** Start of INFORMATION GIVEN **

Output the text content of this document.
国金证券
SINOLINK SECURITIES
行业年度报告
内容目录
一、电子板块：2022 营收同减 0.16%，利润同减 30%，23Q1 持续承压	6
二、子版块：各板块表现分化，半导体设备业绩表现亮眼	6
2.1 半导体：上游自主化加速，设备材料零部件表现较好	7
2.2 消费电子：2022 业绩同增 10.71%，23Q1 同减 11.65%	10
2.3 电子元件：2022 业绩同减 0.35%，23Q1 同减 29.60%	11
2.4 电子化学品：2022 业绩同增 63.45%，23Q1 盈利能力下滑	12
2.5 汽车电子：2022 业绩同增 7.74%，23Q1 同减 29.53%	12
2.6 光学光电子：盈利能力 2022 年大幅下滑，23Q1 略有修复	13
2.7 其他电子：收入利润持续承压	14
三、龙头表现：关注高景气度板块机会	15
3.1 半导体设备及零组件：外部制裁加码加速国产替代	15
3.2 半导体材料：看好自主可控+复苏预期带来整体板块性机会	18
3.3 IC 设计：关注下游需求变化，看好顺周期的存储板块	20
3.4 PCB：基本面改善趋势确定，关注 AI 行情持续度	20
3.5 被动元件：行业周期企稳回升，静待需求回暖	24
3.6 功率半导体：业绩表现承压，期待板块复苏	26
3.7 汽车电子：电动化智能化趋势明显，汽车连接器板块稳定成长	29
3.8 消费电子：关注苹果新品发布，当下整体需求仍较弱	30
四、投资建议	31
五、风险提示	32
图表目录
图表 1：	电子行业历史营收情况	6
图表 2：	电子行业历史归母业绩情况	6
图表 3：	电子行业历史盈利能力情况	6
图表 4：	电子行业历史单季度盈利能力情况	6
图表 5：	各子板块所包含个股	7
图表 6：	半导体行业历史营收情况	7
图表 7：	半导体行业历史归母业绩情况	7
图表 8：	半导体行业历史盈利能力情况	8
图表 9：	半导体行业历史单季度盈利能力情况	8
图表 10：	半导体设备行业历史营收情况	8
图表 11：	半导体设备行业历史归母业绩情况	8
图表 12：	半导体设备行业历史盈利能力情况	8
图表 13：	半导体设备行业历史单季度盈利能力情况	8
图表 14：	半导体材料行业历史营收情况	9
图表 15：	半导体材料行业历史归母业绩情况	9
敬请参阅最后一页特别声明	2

** End of INFORMATION GIVEN **

• _SHORT EXERCISE_:
Copy every line of the records word for word.

• _FINAL RESULT_:
Output the text content of this document.
国金证券
SINOLINK SECURITIES
行业年度报告
内容目录
一、电子板块：2022 营收同减 0.16%，利润同减 30%，23Q1 持续承压	6
二、子版块：各板块表现分化，半导体设备业绩表现亮眼	6
2.1 半导体：上游自主化加速，设备材料零部件表现较好	7
2.2 消费电子：2022 业绩同增 10.71%，23Q1 同减 11.65%	10
2.3 电子元件：2022 业绩同减 0.35%，23Q1 同减 29.60%	11
2.4 电子化学品：2022 业绩同增 63.45%，23Q1 盈利能力下滑	12
2.5 汽车电子：2022 业绩同增 7.74%，23Q1 同减 29.53%	12
2.6 光学光电子：盈利能力 2022 年大幅下滑，23Q1 略有修复	13
2.7 其他电子：收入利润持续承压	14
三、龙头表现：关注高景气度板块机会	15
3.1 半导体设备及零组件：外部制裁加码加速国产替代	15
3.2 半导体材料：看好自主可控+复苏预期带来整体板块性机会	18
3.3 IC 设计：关注下游需求变化，看好顺周期的存储板块	20
3.4 PCB：基本面改善趋势确定，关注 AI 行情持续度	20
3.5 被动元件：行业周期企稳回升，静待需求回暖	24
3.6 功率半导体：业绩表现承压，期待板块复苏	26
3.7 汽车电子：电动化智能化趋势明显，汽车连接器板块稳定成长	29
3.8 消费电子：关注苹果新品发布，当下整体需求仍较弱	30
四、投资建议	31
五、风险提示	32
图表目录
图表 1：	电子行业历史营收情况	6
图表 2：	电子行业历史归母业绩情况	6
图表 3：	电子行业历史盈利能力情况	6
图表 4：	电子行业历史单季度盈利能力情况	6
图表 5：	各子板块所包含个股	7
图表 6：	半导体行业历史营收情况	7
图表 7：	半导体行业历史归母业绩情况	7
图表 8：	半导体行业历史盈利能力情况	8
图表 9：	半导体行业历史单季度盈利能力情况	8
图表 10：	半导体设备行业历史营收情况	8
图表 11：	半导体设备行业历史归母业绩情况	8
图表 12：	半导体设备行业历史盈利能力情况	8
图表 13：	半导体设备行业历史单季度盈利能力情况	8
图表 14：	半导体材料行业历史营收情况	9
图表 15：	半导体材料行业历史归母业绩情况	9
敬请参阅最后一页特别声明	2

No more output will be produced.